Instructions to follow: Only the number is wanted: count the lines that include the word "region".

○ ○ ○ ○ ○ ○ ○

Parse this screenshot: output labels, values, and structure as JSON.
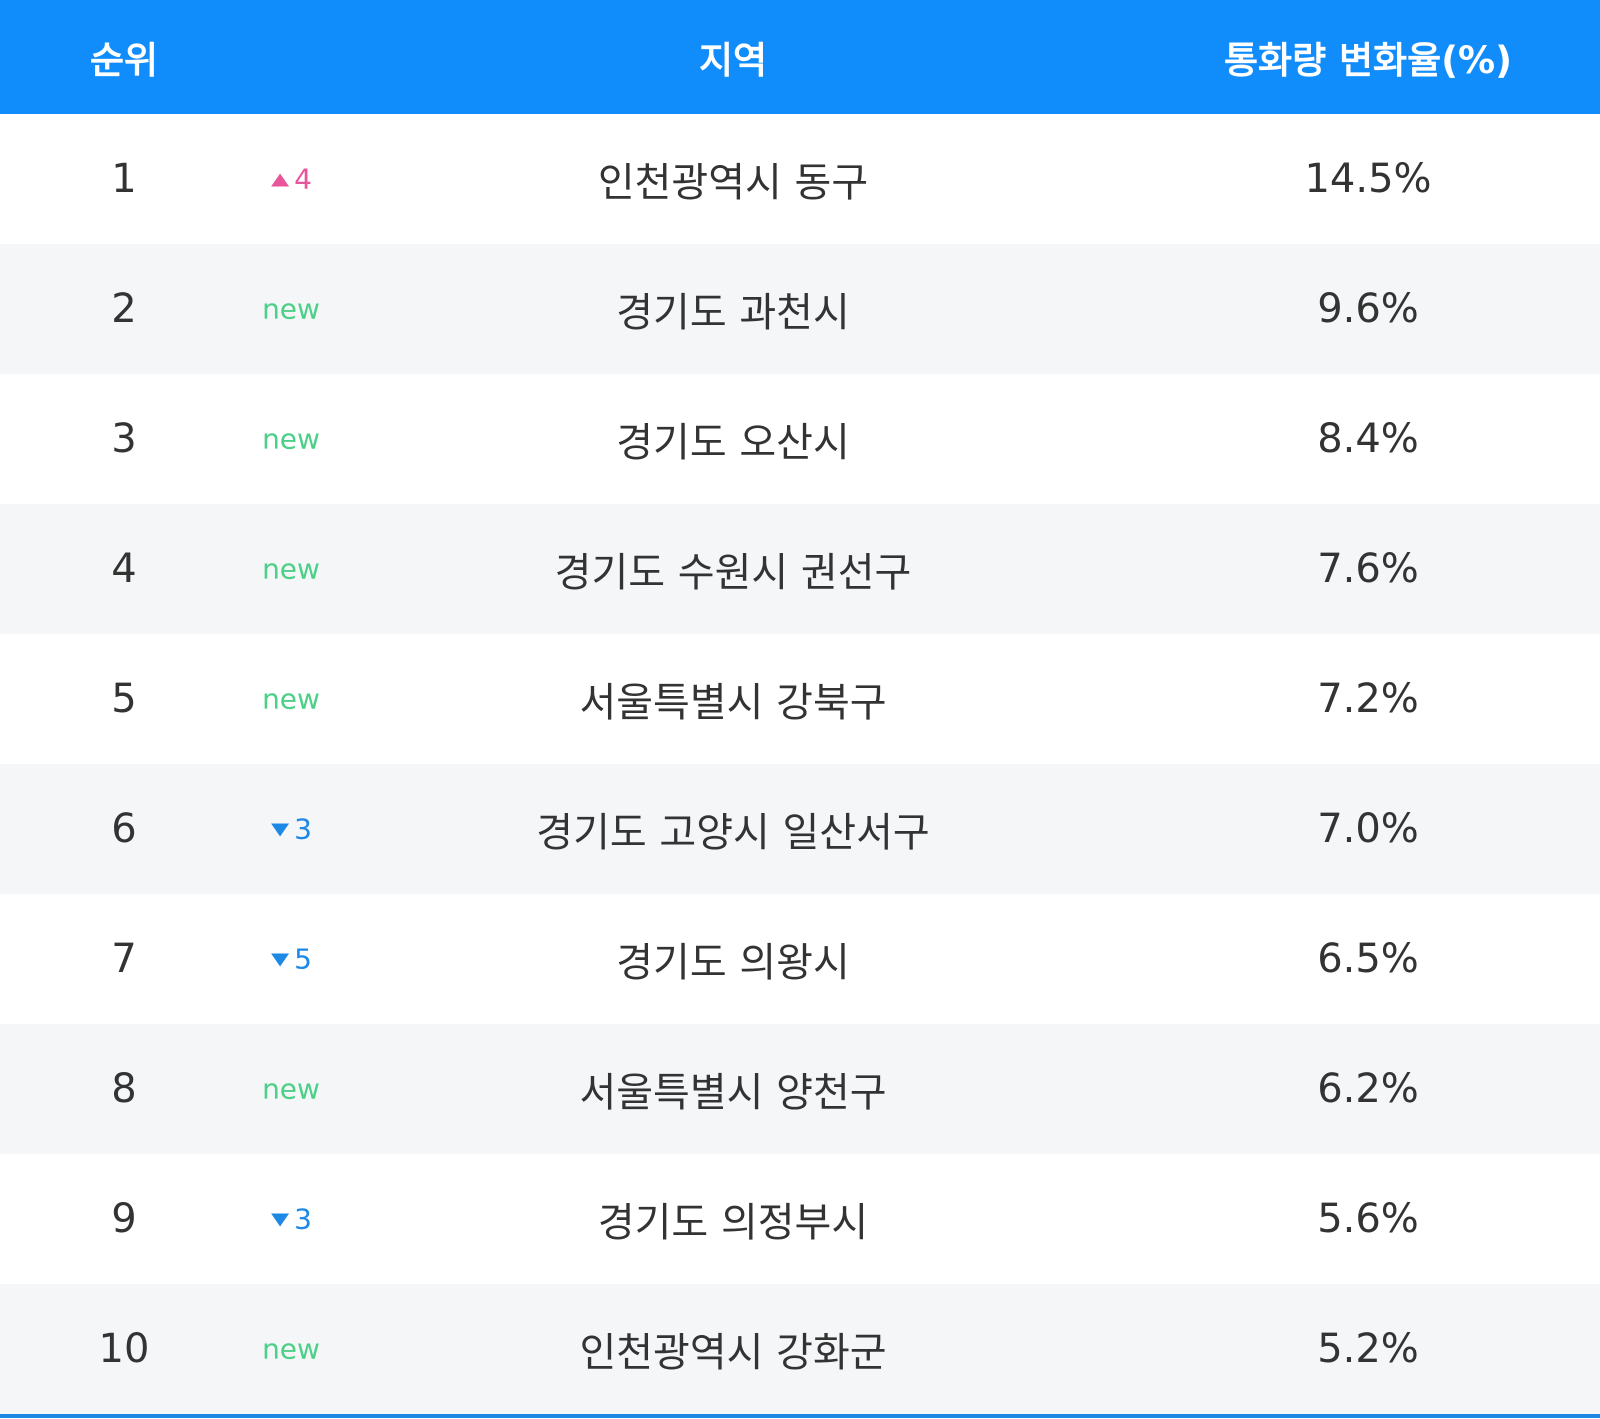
{
  "table": {
    "header": [
      "순위",
      "지역",
      "통화량 변화율(%)"
    ],
    "rows": [
      {
        "rank": "1",
        "change": {
          "kind": "up",
          "text": "4"
        },
        "region": "인천광역시 동구",
        "rate": "14.5%"
      },
      {
        "rank": "2",
        "change": {
          "kind": "new",
          "text": "new"
        },
        "region": "경기도 과천시",
        "rate": "9.6%"
      },
      {
        "rank": "3",
        "change": {
          "kind": "new",
          "text": "new"
        },
        "region": "경기도 오산시",
        "rate": "8.4%"
      },
      {
        "rank": "4",
        "change": {
          "kind": "new",
          "text": "new"
        },
        "region": "경기도 수원시 권선구",
        "rate": "7.6%"
      },
      {
        "rank": "5",
        "change": {
          "kind": "new",
          "text": "new"
        },
        "region": "서울특별시 강북구",
        "rate": "7.2%"
      },
      {
        "rank": "6",
        "change": {
          "kind": "down",
          "text": "3"
        },
        "region": "경기도 고양시 일산서구",
        "rate": "7.0%"
      },
      {
        "rank": "7",
        "change": {
          "kind": "down",
          "text": "5"
        },
        "region": "경기도 의왕시",
        "rate": "6.5%"
      },
      {
        "rank": "8",
        "change": {
          "kind": "new",
          "text": "new"
        },
        "region": "서울특별시 양천구",
        "rate": "6.2%"
      },
      {
        "rank": "9",
        "change": {
          "kind": "down",
          "text": "3"
        },
        "region": "경기도 의정부시",
        "rate": "5.6%"
      },
      {
        "rank": "10",
        "change": {
          "kind": "new",
          "text": "new"
        },
        "region": "인천광역시 강화군",
        "rate": "5.2%"
      }
    ]
  }
}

○ ○ ○ ○ ○ ○ ○

Task solution: 10